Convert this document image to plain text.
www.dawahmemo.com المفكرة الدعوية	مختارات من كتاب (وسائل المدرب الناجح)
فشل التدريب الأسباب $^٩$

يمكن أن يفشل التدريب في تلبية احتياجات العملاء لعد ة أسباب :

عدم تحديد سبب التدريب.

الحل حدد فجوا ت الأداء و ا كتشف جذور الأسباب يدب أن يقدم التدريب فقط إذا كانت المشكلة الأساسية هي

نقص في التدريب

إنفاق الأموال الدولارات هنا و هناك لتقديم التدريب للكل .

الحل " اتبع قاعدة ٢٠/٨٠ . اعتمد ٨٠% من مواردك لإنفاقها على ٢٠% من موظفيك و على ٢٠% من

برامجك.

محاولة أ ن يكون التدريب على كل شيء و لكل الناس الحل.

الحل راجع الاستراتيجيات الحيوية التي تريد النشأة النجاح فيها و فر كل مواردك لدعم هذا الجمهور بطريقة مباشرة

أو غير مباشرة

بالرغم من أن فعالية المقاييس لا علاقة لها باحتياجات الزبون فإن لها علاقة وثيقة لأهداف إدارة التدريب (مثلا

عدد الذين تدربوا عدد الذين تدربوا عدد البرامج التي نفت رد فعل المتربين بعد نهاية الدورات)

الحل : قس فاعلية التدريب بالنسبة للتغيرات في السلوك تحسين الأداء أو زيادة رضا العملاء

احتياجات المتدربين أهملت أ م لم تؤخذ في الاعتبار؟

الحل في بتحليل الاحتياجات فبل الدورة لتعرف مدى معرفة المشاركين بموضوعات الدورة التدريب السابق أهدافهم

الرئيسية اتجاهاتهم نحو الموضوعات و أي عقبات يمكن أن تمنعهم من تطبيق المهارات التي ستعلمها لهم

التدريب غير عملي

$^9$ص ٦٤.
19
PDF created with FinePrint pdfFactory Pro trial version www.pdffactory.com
━━━━━━━━━━━━━━━━
■ **Do this**
Among the entries above, identify all lines with "العملاء" and copy them.

■ **Completed task**
يمكن أن يفشل التدريب في تلبية احتياجات العملاء لعد ة أسباب :
الحل : قس فاعلية التدريب بالنسبة للتغيرات في السلوك تحسين الأداء أو زيادة رضا العملاء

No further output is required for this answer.